» AIM
Of the lines below, count those containing the word "this". Reply with the number alone.

» GIVEN DATA
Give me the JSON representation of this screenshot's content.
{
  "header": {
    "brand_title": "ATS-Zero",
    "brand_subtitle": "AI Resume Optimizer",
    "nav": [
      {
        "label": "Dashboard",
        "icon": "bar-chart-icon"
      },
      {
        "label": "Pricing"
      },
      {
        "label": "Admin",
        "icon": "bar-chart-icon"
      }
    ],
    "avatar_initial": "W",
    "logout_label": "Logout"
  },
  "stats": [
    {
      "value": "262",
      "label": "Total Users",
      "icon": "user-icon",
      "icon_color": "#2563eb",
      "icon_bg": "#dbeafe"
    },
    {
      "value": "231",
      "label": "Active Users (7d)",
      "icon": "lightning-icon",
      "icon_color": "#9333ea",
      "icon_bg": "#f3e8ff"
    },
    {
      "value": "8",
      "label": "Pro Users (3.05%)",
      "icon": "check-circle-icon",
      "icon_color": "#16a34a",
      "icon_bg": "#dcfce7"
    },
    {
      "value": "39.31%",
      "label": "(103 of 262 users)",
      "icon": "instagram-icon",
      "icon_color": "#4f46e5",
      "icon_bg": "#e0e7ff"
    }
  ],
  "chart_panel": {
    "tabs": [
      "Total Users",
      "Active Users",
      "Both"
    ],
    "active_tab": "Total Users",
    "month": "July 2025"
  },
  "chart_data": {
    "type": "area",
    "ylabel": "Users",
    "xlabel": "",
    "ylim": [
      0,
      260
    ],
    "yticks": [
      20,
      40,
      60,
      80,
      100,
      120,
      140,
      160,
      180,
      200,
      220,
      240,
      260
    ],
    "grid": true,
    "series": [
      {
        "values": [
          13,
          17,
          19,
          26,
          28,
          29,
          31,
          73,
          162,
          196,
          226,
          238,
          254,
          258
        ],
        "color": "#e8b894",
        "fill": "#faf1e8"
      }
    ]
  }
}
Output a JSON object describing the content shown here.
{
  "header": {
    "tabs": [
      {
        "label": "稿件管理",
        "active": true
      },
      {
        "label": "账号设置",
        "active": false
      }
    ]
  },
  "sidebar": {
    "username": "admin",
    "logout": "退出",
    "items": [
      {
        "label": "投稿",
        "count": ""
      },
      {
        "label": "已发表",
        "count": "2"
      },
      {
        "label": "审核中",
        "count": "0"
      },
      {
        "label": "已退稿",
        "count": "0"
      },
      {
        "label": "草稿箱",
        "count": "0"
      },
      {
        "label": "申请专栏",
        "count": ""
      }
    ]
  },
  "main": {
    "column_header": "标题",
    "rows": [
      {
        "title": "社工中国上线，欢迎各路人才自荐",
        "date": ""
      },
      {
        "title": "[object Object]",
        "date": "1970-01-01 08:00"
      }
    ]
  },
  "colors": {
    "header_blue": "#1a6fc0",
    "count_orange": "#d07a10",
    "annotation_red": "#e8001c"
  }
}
* * *
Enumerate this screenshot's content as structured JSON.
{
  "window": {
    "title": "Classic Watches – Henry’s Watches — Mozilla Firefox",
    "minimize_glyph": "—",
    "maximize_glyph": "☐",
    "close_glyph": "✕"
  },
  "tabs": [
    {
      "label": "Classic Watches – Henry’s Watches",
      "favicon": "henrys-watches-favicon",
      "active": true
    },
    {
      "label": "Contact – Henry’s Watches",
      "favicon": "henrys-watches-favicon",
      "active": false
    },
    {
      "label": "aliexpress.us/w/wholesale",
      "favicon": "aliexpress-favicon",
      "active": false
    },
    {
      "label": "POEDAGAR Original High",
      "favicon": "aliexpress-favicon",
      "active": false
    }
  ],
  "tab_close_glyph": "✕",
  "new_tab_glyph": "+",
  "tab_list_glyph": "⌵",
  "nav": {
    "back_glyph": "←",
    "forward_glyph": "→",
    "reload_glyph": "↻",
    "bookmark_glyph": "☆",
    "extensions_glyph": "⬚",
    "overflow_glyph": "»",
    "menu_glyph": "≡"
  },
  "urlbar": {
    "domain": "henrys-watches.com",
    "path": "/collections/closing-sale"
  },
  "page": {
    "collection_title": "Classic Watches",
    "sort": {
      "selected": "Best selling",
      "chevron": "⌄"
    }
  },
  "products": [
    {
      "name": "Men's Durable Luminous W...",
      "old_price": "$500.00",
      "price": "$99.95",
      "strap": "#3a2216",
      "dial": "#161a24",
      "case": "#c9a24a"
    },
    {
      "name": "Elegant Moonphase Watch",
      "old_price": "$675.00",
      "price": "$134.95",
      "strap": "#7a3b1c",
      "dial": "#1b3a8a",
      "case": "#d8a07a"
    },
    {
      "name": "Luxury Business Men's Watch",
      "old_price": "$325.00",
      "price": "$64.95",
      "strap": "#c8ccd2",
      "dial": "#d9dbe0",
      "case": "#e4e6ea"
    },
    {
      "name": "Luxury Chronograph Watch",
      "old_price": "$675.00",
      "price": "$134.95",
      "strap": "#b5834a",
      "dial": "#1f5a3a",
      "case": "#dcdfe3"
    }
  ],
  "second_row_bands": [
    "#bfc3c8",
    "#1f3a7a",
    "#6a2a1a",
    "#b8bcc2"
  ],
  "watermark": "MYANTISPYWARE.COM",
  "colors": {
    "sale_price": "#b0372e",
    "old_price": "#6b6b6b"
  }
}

» SOLUTION
2